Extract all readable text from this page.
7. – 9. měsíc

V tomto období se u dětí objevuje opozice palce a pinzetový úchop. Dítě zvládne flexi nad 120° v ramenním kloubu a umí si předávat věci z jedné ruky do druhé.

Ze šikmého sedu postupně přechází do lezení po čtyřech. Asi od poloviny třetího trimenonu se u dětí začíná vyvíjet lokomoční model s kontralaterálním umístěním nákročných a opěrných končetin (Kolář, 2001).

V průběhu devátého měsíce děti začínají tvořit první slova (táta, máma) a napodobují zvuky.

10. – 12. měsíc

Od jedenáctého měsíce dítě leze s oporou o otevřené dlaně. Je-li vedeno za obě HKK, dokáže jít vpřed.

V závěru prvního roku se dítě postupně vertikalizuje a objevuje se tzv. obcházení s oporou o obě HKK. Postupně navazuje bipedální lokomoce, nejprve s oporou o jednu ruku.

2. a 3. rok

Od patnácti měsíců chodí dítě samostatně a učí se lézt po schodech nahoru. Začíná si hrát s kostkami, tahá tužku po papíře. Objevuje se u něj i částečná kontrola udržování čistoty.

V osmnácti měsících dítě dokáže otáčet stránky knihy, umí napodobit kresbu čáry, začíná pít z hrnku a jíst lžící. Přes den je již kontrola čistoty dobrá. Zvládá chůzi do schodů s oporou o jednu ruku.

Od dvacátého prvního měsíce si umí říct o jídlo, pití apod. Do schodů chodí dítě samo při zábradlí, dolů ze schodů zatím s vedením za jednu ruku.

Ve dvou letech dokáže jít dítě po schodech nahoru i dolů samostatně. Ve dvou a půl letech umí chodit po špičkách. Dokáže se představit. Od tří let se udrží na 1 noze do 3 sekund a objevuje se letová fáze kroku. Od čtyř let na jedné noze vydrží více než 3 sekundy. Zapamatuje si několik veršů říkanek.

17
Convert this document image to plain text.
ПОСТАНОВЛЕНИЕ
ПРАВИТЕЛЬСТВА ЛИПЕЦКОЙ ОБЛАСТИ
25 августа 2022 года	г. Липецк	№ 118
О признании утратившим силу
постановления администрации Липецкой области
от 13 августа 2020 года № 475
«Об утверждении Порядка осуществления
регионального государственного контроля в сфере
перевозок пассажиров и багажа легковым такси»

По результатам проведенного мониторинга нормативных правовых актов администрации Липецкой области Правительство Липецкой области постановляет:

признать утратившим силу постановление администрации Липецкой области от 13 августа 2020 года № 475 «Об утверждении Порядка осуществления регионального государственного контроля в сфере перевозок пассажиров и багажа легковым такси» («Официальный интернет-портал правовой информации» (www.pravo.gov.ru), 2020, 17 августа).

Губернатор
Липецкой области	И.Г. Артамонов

Objective:
Exactly reproduce all of the entries above.

Written reply:
Extract all readable text from this page.
7. – 9. měsíc

V tomto období se u dětí objevuje opozice palce a pinzetový úchop. Dítě zvládne flexi nad 120° v ramenním kloubu a umí si předávat věci z jedné ruky do druhé.

Ze šikmého sedu postupně přechází do lezení po čtyřech. Asi od poloviny třetího trimenonu se u dětí začíná vyvíjet lokomoční model s kontralaterálním umístěním nákročných a opěrných končetin (Kolář, 2001).

V průběhu devátého měsíce děti začínají tvořit první slova (táta, máma) a napodobují zvuky.

10. – 12. měsíc

Od jedenáctého měsíce dítě leze s oporou o otevřené dlaně. Je-li vedeno za obě HKK, dokáže jít vpřed.

V závěru prvního roku se dítě postupně vertikalizuje a objevuje se tzv. obcházení s oporou o obě HKK. Postupně navazuje bipedální lokomoce, nejprve s oporou o jednu ruku.

2. a 3. rok

Od patnácti měsíců chodí dítě samostatně a učí se lézt po schodech nahoru. Začíná si hrát s kostkami, tahá tužku po papíře. Objevuje se u něj i částečná kontrola udržování čistoty.

V osmnácti měsících dítě dokáže otáčet stránky knihy, umí napodobit kresbu čáry, začíná pít z hrnku a jíst lžící. Přes den je již kontrola čistoty dobrá. Zvládá chůzi do schodů s oporou o jednu ruku.

Od dvacátého prvního měsíce si umí říct o jídlo, pití apod. Do schodů chodí dítě samo při zábradlí, dolů ze schodů zatím s vedením za jednu ruku.

Ve dvou letech dokáže jít dítě po schodech nahoru i dolů samostatně. Ve dvou a půl letech umí chodit po špičkách. Dokáže se představit. Od tří let se udrží na 1 noze do 3 sekund a objevuje se letová fáze kroku. Od čtyř let na jedné noze vydrží více než 3 sekundy. Zapamatuje si několik veršů říkanek.

17
Convert this document image to plain text.
ПОСТАНОВЛЕНИЕ
ПРАВИТЕЛЬСТВА ЛИПЕЦКОЙ ОБЛАСТИ
25 августа 2022 года	г. Липецк	№ 118
О признании утратившим силу
постановления администрации Липецкой области
от 13 августа 2020 года № 475
«Об утверждении Порядка осуществления
регионального государственного контроля в сфере
перевозок пассажиров и багажа легковым такси»

По результатам проведенного мониторинга нормативных правовых актов администрации Липецкой области Правительство Липецкой области постановляет:

признать утратившим силу постановление администрации Липецкой области от 13 августа 2020 года № 475 «Об утверждении Порядка осуществления регионального государственного контроля в сфере перевозок пассажиров и багажа легковым такси» («Официальный интернет-портал правовой информации» (www.pravo.gov.ru), 2020, 17 августа).

Губернатор
Липецкой области	И.Г. Артамонов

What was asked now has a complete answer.